* **RECORDED DATA**:
● ● ● ● ● ● ●

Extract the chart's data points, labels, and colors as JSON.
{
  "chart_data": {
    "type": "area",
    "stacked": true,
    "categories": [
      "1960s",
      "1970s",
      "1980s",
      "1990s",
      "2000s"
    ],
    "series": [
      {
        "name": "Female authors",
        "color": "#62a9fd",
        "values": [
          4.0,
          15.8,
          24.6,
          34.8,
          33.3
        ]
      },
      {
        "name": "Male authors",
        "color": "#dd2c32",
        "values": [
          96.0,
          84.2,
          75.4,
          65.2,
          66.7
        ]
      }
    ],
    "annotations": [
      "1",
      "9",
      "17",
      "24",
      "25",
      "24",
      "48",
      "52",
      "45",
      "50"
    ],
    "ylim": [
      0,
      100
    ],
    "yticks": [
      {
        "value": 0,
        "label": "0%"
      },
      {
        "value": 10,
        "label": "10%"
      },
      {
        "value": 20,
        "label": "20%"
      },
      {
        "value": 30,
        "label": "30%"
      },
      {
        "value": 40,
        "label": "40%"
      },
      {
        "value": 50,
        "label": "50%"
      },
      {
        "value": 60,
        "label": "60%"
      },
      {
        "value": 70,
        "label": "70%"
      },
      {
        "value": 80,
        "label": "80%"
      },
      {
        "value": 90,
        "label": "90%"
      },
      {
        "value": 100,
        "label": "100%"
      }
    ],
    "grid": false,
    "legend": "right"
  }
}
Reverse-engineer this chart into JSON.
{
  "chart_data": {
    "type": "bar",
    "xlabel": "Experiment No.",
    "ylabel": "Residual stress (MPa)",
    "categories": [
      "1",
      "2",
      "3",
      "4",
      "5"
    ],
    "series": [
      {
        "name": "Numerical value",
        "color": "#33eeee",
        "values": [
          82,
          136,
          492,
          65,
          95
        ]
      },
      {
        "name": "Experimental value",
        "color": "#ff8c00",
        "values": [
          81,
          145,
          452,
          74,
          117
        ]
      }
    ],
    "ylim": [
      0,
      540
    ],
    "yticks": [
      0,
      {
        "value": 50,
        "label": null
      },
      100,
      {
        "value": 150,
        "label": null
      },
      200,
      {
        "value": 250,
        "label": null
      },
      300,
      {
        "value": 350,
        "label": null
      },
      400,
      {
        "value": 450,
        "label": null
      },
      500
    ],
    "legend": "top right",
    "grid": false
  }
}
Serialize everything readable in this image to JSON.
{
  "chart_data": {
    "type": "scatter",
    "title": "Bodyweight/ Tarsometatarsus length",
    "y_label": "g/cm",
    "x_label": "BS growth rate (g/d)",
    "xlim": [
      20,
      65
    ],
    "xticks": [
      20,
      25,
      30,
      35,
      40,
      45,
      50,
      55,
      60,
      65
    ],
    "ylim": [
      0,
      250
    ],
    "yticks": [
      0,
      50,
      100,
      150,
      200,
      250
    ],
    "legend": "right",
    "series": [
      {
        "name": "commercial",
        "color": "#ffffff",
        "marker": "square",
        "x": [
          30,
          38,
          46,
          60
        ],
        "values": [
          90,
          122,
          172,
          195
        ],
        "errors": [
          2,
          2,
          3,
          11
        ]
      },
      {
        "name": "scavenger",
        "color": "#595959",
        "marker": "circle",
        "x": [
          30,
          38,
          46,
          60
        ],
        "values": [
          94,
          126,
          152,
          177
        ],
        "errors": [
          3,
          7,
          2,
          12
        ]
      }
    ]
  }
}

● ● ● ● ● ● ●

Output all of the data again, exactly.

* **PROBLEM SOLUTION**:
Extract the chart's data points, labels, and colors as JSON.
{
  "chart_data": {
    "type": "area",
    "stacked": true,
    "categories": [
      "1960s",
      "1970s",
      "1980s",
      "1990s",
      "2000s"
    ],
    "series": [
      {
        "name": "Female authors",
        "color": "#62a9fd",
        "values": [
          4.0,
          15.8,
          24.6,
          34.8,
          33.3
        ]
      },
      {
        "name": "Male authors",
        "color": "#dd2c32",
        "values": [
          96.0,
          84.2,
          75.4,
          65.2,
          66.7
        ]
      }
    ],
    "annotations": [
      "1",
      "9",
      "17",
      "24",
      "25",
      "24",
      "48",
      "52",
      "45",
      "50"
    ],
    "ylim": [
      0,
      100
    ],
    "yticks": [
      {
        "value": 0,
        "label": "0%"
      },
      {
        "value": 10,
        "label": "10%"
      },
      {
        "value": 20,
        "label": "20%"
      },
      {
        "value": 30,
        "label": "30%"
      },
      {
        "value": 40,
        "label": "40%"
      },
      {
        "value": 50,
        "label": "50%"
      },
      {
        "value": 60,
        "label": "60%"
      },
      {
        "value": 70,
        "label": "70%"
      },
      {
        "value": 80,
        "label": "80%"
      },
      {
        "value": 90,
        "label": "90%"
      },
      {
        "value": 100,
        "label": "100%"
      }
    ],
    "grid": false,
    "legend": "right"
  }
}
Reverse-engineer this chart into JSON.
{
  "chart_data": {
    "type": "bar",
    "xlabel": "Experiment No.",
    "ylabel": "Residual stress (MPa)",
    "categories": [
      "1",
      "2",
      "3",
      "4",
      "5"
    ],
    "series": [
      {
        "name": "Numerical value",
        "color": "#33eeee",
        "values": [
          82,
          136,
          492,
          65,
          95
        ]
      },
      {
        "name": "Experimental value",
        "color": "#ff8c00",
        "values": [
          81,
          145,
          452,
          74,
          117
        ]
      }
    ],
    "ylim": [
      0,
      540
    ],
    "yticks": [
      0,
      {
        "value": 50,
        "label": null
      },
      100,
      {
        "value": 150,
        "label": null
      },
      200,
      {
        "value": 250,
        "label": null
      },
      300,
      {
        "value": 350,
        "label": null
      },
      400,
      {
        "value": 450,
        "label": null
      },
      500
    ],
    "legend": "top right",
    "grid": false
  }
}
Serialize everything readable in this image to JSON.
{
  "chart_data": {
    "type": "scatter",
    "title": "Bodyweight/ Tarsometatarsus length",
    "y_label": "g/cm",
    "x_label": "BS growth rate (g/d)",
    "xlim": [
      20,
      65
    ],
    "xticks": [
      20,
      25,
      30,
      35,
      40,
      45,
      50,
      55,
      60,
      65
    ],
    "ylim": [
      0,
      250
    ],
    "yticks": [
      0,
      50,
      100,
      150,
      200,
      250
    ],
    "legend": "right",
    "series": [
      {
        "name": "commercial",
        "color": "#ffffff",
        "marker": "square",
        "x": [
          30,
          38,
          46,
          60
        ],
        "values": [
          90,
          122,
          172,
          195
        ],
        "errors": [
          2,
          2,
          3,
          11
        ]
      },
      {
        "name": "scavenger",
        "color": "#595959",
        "marker": "circle",
        "x": [
          30,
          38,
          46,
          60
        ],
        "values": [
          94,
          126,
          152,
          177
        ],
        "errors": [
          3,
          7,
          2,
          12
        ]
      }
    ]
  }
}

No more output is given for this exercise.